▶ WORKING DATA
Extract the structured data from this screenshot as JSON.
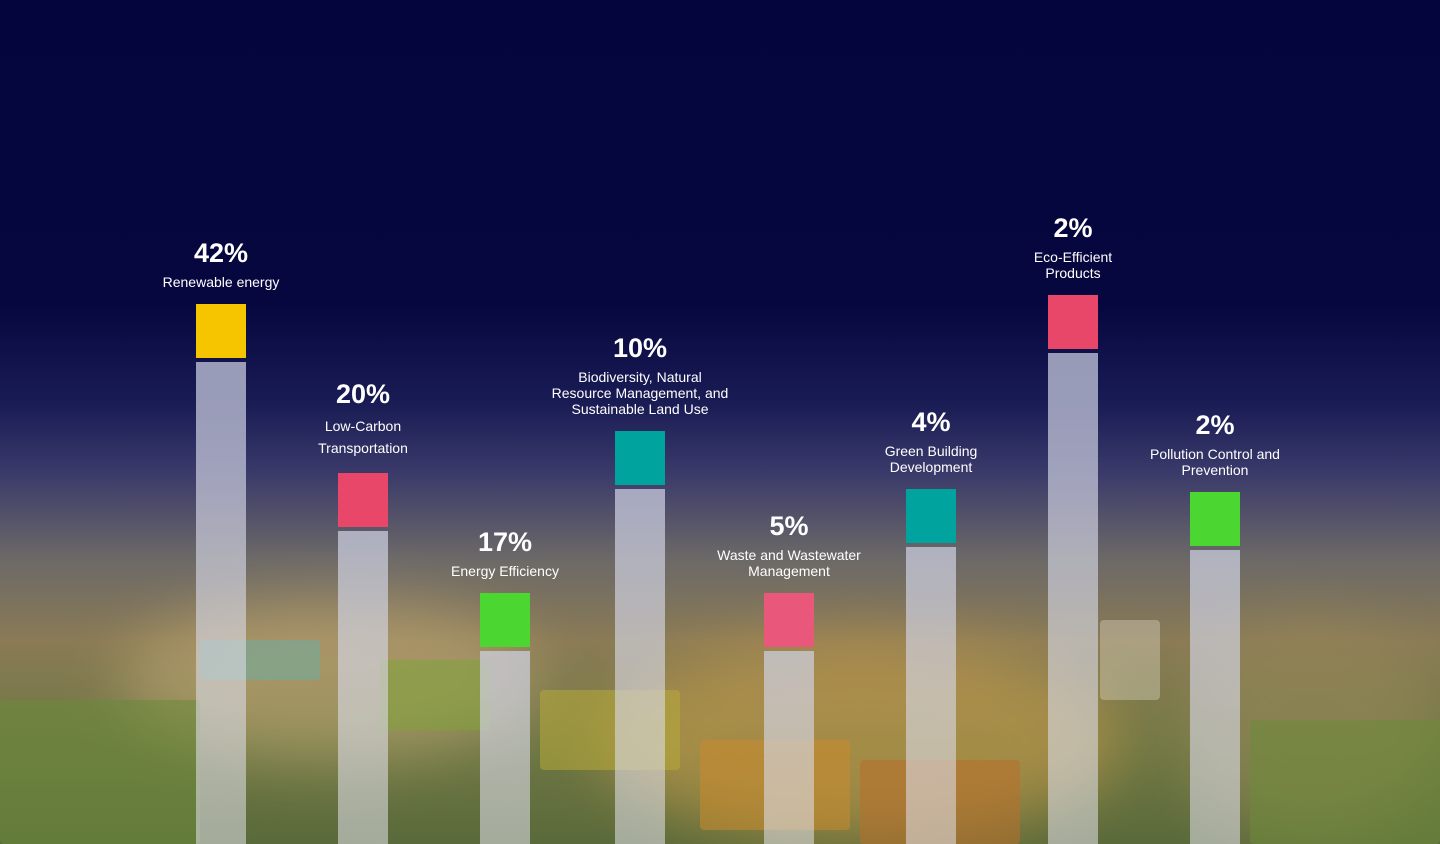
{
  "chart_data": {
    "type": "bar",
    "categories": [
      "Renewable energy",
      "Low-Carbon Transportation",
      "Energy Efficiency",
      "Biodiversity, Natural Resource Management, and Sustainable Land Use",
      "Waste and Wastewater Management",
      "Green Building Development",
      "Eco-Efficient Products",
      "Pollution Control and Prevention"
    ],
    "values": [
      42,
      20,
      17,
      10,
      5,
      4,
      2,
      2
    ],
    "value_labels": [
      "42%",
      "20%",
      "17%",
      "10%",
      "5%",
      "4%",
      "2%",
      "2%"
    ],
    "label_lines": [
      [
        "Renewable energy"
      ],
      [
        "Low-Carbon",
        "Transportation"
      ],
      [
        "Energy Efficiency"
      ],
      [
        "Biodiversity, Natural",
        "Resource Management, and",
        "Sustainable Land Use"
      ],
      [
        "Waste and Wastewater",
        "Management"
      ],
      [
        "Green Building",
        "Development"
      ],
      [
        "Eco-Efficient",
        "Products"
      ],
      [
        "Pollution Control and",
        "Prevention"
      ]
    ],
    "colors": [
      "#f7c400",
      "#e8476a",
      "#4cd631",
      "#00a39e",
      "#e9587a",
      "#00a39e",
      "#e8476a",
      "#4cd631"
    ],
    "title": "",
    "xlabel": "",
    "ylabel": "",
    "grid": false,
    "legend": "none"
  }
}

▶ WRITTEN EXERCISE
Without the pictures, repeat all the records word for word.

▶ THE COMPLETED TASK
Extract the structured data from this screenshot as JSON.
{
  "chart_data": {
    "type": "bar",
    "categories": [
      "Renewable energy",
      "Low-Carbon Transportation",
      "Energy Efficiency",
      "Biodiversity, Natural Resource Management, and Sustainable Land Use",
      "Waste and Wastewater Management",
      "Green Building Development",
      "Eco-Efficient Products",
      "Pollution Control and Prevention"
    ],
    "values": [
      42,
      20,
      17,
      10,
      5,
      4,
      2,
      2
    ],
    "value_labels": [
      "42%",
      "20%",
      "17%",
      "10%",
      "5%",
      "4%",
      "2%",
      "2%"
    ],
    "label_lines": [
      [
        "Renewable energy"
      ],
      [
        "Low-Carbon",
        "Transportation"
      ],
      [
        "Energy Efficiency"
      ],
      [
        "Biodiversity, Natural",
        "Resource Management, and",
        "Sustainable Land Use"
      ],
      [
        "Waste and Wastewater",
        "Management"
      ],
      [
        "Green Building",
        "Development"
      ],
      [
        "Eco-Efficient",
        "Products"
      ],
      [
        "Pollution Control and",
        "Prevention"
      ]
    ],
    "colors": [
      "#f7c400",
      "#e8476a",
      "#4cd631",
      "#00a39e",
      "#e9587a",
      "#00a39e",
      "#e8476a",
      "#4cd631"
    ],
    "title": "",
    "xlabel": "",
    "ylabel": "",
    "grid": false,
    "legend": "none"
  }
}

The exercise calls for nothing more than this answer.